### Passage shown
____________________

The second transition type is that the highest-priority thread that has already been awoken is able to update the global state and its (local) stack. Only the highest-priority thread is able to make a transition because the programming model uses a priority preemptive scheduler. We now formally define exactly when  $q \rightsquigarrow q'$  holds for  $\Pi$ .

- 1.  $\langle p, u_1, \ldots, \top \gamma_0^i, \ldots, u_n, \bar{o} \rangle \quad \rightsquigarrow \quad \langle p, u_1, \ldots, \gamma_0^i, \ldots, u_n, \bar{o} \rangle \quad iff \quad \text{priority}(g) \quad <$ priority( $\mathcal{P}_i$ ). Thread  $\mathcal{P}_i$  is only awoken if  $\mathcal{P}_i$  has a higher-priority than the currently executing thread.
- 2.  $\langle p, u_1, \ldots, \gamma_i u_i, u_{i+1}, \ldots, u_n, \bar{o} \rangle \rightsquigarrow \langle p', u_1, \ldots, u'u_i, u_{i+1}, \ldots, u_n, \bar{o}' \rangle$  iff
  - priority(g) = priority( $\mathcal{P}_i$ ) and  $r_i = \langle p, \gamma \rangle \hookrightarrow \langle p', u' \rangle \in \Delta_i$  and: (a) If  $r_i \in \mathsf{nolock}(\mathcal{P}_i)$ , then  $\bar{o}' = \bar{o}$ . The transition enabled by  $r_i$  does not update the state of any lock  $l_j \in L$ .

____________________

### Given information
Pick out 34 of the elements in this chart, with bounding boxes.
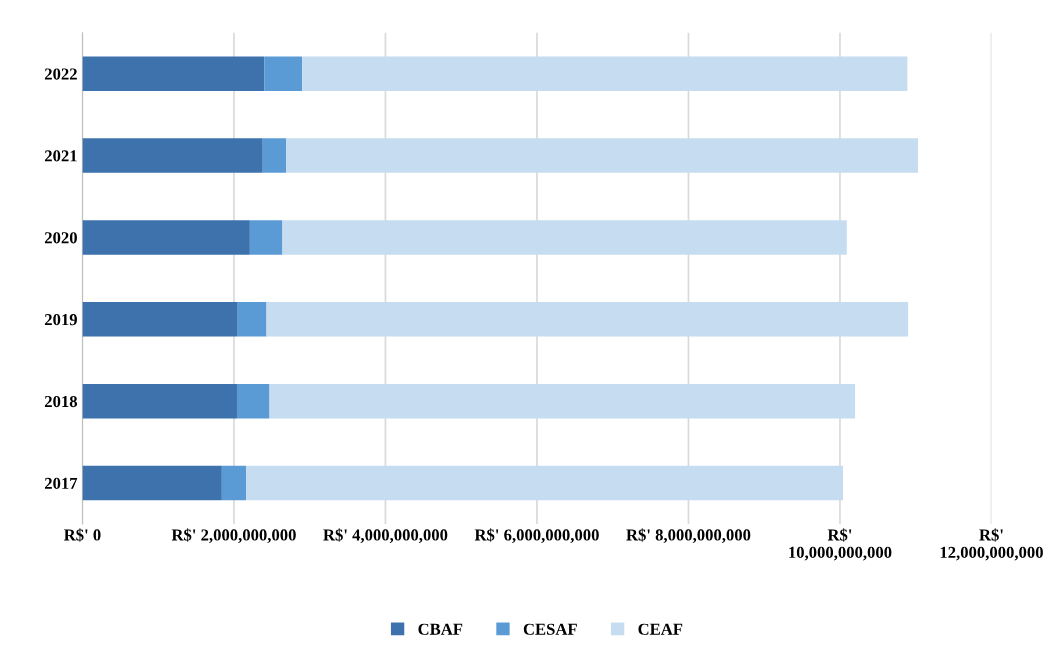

____________________

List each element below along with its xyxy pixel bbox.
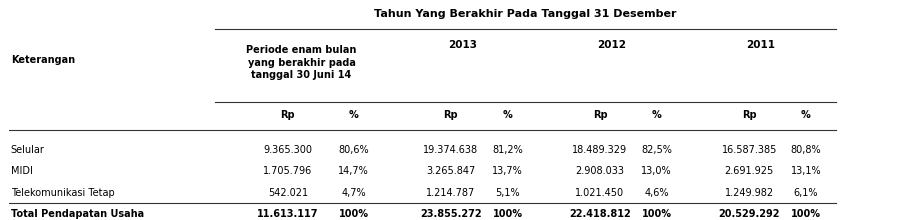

____________________

### Problem A
From the passage on thread transitions, write out the text starting at "The second transition" and ending at "currently executing thread.".
### Problem B
According to the passage on thread transitions, why is only the highest-priority thread able to make a transition?
### Problem C
List every set-membership statement, written with the symbol ∈, in the passage on thread transitions.

### Worked answer A
The second transition type is that the highest-priority thread that has already been awoken is able to update the global state and its (local) stack. Only the highest-priority thread is able to make a transition because the programming model uses a priority preemptive scheduler. We now formally define exactly when  $q \rightsquigarrow q'$  holds for  $\Pi$ .

- 1.  $\langle p, u_1, \ldots, \top \gamma_0^i, \ldots, u_n, \bar{o} \rangle \quad \rightsquigarrow \quad \langle p, u_1, \ldots, \gamma_0^i, \ldots, u_n, \bar{o} \rangle \quad iff \quad \text{priority}(g) \quad <$ priority( $\mathcal{P}_i$ ). Thread  $\mathcal{P}_i$  is only awoken if  $\mathcal{P}_i$  has a higher-priority than the currently executing thread.

### Worked answer B
The programming model uses a priority preemptive scheduler.

### Worked answer C
- $r_i = \langle p, \gamma \rangle \hookrightarrow \langle p', u' \rangle \in \Delta_i$
- $r_i \in \mathsf{nolock}(\mathcal{P}_i)$
- $l_j \in L$